Print each of the entries exactly, leaving nothing out.

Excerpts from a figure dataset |
===============

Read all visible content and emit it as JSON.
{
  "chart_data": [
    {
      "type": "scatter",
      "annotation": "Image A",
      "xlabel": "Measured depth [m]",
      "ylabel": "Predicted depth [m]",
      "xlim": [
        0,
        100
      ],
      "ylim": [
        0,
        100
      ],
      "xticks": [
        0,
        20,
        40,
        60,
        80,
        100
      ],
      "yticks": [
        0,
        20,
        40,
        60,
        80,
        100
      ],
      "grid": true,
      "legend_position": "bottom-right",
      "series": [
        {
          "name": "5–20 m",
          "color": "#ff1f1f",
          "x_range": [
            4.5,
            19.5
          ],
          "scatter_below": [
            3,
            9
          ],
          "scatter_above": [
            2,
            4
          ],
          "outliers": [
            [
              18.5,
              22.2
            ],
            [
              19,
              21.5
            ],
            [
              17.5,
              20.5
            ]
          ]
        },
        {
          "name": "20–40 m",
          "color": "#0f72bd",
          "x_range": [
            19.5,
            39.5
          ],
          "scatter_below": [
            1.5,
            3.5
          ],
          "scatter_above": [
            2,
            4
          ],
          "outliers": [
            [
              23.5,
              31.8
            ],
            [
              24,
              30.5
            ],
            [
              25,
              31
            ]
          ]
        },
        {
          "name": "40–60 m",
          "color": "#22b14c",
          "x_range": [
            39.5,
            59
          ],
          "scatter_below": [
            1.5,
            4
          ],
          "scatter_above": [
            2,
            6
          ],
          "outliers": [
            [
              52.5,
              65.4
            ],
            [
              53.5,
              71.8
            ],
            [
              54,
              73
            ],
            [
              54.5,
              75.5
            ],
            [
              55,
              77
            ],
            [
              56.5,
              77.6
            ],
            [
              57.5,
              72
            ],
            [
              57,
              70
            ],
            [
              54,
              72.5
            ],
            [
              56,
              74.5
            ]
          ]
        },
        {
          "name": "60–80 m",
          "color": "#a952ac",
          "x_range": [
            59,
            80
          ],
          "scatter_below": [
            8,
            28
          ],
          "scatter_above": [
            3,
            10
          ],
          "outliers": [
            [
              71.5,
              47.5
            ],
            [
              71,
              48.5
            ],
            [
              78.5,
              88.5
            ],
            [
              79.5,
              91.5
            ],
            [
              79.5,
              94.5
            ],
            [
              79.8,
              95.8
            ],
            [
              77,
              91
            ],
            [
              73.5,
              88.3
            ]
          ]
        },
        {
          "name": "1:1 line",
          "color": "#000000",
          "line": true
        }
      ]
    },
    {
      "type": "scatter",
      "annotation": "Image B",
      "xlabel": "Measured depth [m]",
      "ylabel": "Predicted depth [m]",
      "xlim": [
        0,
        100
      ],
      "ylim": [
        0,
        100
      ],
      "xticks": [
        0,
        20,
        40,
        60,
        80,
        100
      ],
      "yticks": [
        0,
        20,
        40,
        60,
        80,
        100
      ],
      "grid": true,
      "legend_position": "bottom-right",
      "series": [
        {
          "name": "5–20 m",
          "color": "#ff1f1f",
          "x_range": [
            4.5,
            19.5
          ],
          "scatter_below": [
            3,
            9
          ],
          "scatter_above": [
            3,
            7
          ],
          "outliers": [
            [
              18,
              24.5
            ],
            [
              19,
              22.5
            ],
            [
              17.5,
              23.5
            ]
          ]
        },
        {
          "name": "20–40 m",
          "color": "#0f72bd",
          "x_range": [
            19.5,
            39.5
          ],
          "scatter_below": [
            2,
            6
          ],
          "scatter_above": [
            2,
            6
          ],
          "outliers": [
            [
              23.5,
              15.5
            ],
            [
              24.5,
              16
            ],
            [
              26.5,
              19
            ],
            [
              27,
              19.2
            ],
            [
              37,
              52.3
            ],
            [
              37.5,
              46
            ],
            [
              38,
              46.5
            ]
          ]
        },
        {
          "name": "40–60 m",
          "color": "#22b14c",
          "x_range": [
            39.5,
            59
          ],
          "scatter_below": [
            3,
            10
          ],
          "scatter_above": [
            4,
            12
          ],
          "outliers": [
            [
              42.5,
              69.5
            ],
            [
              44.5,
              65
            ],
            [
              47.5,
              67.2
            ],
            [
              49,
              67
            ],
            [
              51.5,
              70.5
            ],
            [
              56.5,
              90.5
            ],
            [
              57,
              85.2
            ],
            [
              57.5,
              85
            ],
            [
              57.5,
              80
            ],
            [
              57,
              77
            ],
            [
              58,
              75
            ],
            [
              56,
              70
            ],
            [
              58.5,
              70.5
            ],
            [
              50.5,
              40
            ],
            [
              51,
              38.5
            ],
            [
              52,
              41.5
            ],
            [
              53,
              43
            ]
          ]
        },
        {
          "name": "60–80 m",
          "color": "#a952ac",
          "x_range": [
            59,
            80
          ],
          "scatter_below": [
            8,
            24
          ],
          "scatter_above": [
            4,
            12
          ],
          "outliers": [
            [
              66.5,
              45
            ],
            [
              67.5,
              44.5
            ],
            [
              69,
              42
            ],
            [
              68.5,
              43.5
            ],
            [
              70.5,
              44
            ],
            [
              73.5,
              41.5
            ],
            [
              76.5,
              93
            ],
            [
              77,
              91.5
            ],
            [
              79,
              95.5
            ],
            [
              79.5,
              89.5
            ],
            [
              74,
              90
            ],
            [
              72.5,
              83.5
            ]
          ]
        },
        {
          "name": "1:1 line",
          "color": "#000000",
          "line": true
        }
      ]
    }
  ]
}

===============

FINAL RESULT |
Read all visible content and emit it as JSON.
{
  "chart_data": [
    {
      "type": "scatter",
      "annotation": "Image A",
      "xlabel": "Measured depth [m]",
      "ylabel": "Predicted depth [m]",
      "xlim": [
        0,
        100
      ],
      "ylim": [
        0,
        100
      ],
      "xticks": [
        0,
        20,
        40,
        60,
        80,
        100
      ],
      "yticks": [
        0,
        20,
        40,
        60,
        80,
        100
      ],
      "grid": true,
      "legend_position": "bottom-right",
      "series": [
        {
          "name": "5–20 m",
          "color": "#ff1f1f",
          "x_range": [
            4.5,
            19.5
          ],
          "scatter_below": [
            3,
            9
          ],
          "scatter_above": [
            2,
            4
          ],
          "outliers": [
            [
              18.5,
              22.2
            ],
            [
              19,
              21.5
            ],
            [
              17.5,
              20.5
            ]
          ]
        },
        {
          "name": "20–40 m",
          "color": "#0f72bd",
          "x_range": [
            19.5,
            39.5
          ],
          "scatter_below": [
            1.5,
            3.5
          ],
          "scatter_above": [
            2,
            4
          ],
          "outliers": [
            [
              23.5,
              31.8
            ],
            [
              24,
              30.5
            ],
            [
              25,
              31
            ]
          ]
        },
        {
          "name": "40–60 m",
          "color": "#22b14c",
          "x_range": [
            39.5,
            59
          ],
          "scatter_below": [
            1.5,
            4
          ],
          "scatter_above": [
            2,
            6
          ],
          "outliers": [
            [
              52.5,
              65.4
            ],
            [
              53.5,
              71.8
            ],
            [
              54,
              73
            ],
            [
              54.5,
              75.5
            ],
            [
              55,
              77
            ],
            [
              56.5,
              77.6
            ],
            [
              57.5,
              72
            ],
            [
              57,
              70
            ],
            [
              54,
              72.5
            ],
            [
              56,
              74.5
            ]
          ]
        },
        {
          "name": "60–80 m",
          "color": "#a952ac",
          "x_range": [
            59,
            80
          ],
          "scatter_below": [
            8,
            28
          ],
          "scatter_above": [
            3,
            10
          ],
          "outliers": [
            [
              71.5,
              47.5
            ],
            [
              71,
              48.5
            ],
            [
              78.5,
              88.5
            ],
            [
              79.5,
              91.5
            ],
            [
              79.5,
              94.5
            ],
            [
              79.8,
              95.8
            ],
            [
              77,
              91
            ],
            [
              73.5,
              88.3
            ]
          ]
        },
        {
          "name": "1:1 line",
          "color": "#000000",
          "line": true
        }
      ]
    },
    {
      "type": "scatter",
      "annotation": "Image B",
      "xlabel": "Measured depth [m]",
      "ylabel": "Predicted depth [m]",
      "xlim": [
        0,
        100
      ],
      "ylim": [
        0,
        100
      ],
      "xticks": [
        0,
        20,
        40,
        60,
        80,
        100
      ],
      "yticks": [
        0,
        20,
        40,
        60,
        80,
        100
      ],
      "grid": true,
      "legend_position": "bottom-right",
      "series": [
        {
          "name": "5–20 m",
          "color": "#ff1f1f",
          "x_range": [
            4.5,
            19.5
          ],
          "scatter_below": [
            3,
            9
          ],
          "scatter_above": [
            3,
            7
          ],
          "outliers": [
            [
              18,
              24.5
            ],
            [
              19,
              22.5
            ],
            [
              17.5,
              23.5
            ]
          ]
        },
        {
          "name": "20–40 m",
          "color": "#0f72bd",
          "x_range": [
            19.5,
            39.5
          ],
          "scatter_below": [
            2,
            6
          ],
          "scatter_above": [
            2,
            6
          ],
          "outliers": [
            [
              23.5,
              15.5
            ],
            [
              24.5,
              16
            ],
            [
              26.5,
              19
            ],
            [
              27,
              19.2
            ],
            [
              37,
              52.3
            ],
            [
              37.5,
              46
            ],
            [
              38,
              46.5
            ]
          ]
        },
        {
          "name": "40–60 m",
          "color": "#22b14c",
          "x_range": [
            39.5,
            59
          ],
          "scatter_below": [
            3,
            10
          ],
          "scatter_above": [
            4,
            12
          ],
          "outliers": [
            [
              42.5,
              69.5
            ],
            [
              44.5,
              65
            ],
            [
              47.5,
              67.2
            ],
            [
              49,
              67
            ],
            [
              51.5,
              70.5
            ],
            [
              56.5,
              90.5
            ],
            [
              57,
              85.2
            ],
            [
              57.5,
              85
            ],
            [
              57.5,
              80
            ],
            [
              57,
              77
            ],
            [
              58,
              75
            ],
            [
              56,
              70
            ],
            [
              58.5,
              70.5
            ],
            [
              50.5,
              40
            ],
            [
              51,
              38.5
            ],
            [
              52,
              41.5
            ],
            [
              53,
              43
            ]
          ]
        },
        {
          "name": "60–80 m",
          "color": "#a952ac",
          "x_range": [
            59,
            80
          ],
          "scatter_below": [
            8,
            24
          ],
          "scatter_above": [
            4,
            12
          ],
          "outliers": [
            [
              66.5,
              45
            ],
            [
              67.5,
              44.5
            ],
            [
              69,
              42
            ],
            [
              68.5,
              43.5
            ],
            [
              70.5,
              44
            ],
            [
              73.5,
              41.5
            ],
            [
              76.5,
              93
            ],
            [
              77,
              91.5
            ],
            [
              79,
              95.5
            ],
            [
              79.5,
              89.5
            ],
            [
              74,
              90
            ],
            [
              72.5,
              83.5
            ]
          ]
        },
        {
          "name": "1:1 line",
          "color": "#000000",
          "line": true
        }
      ]
    }
  ]
}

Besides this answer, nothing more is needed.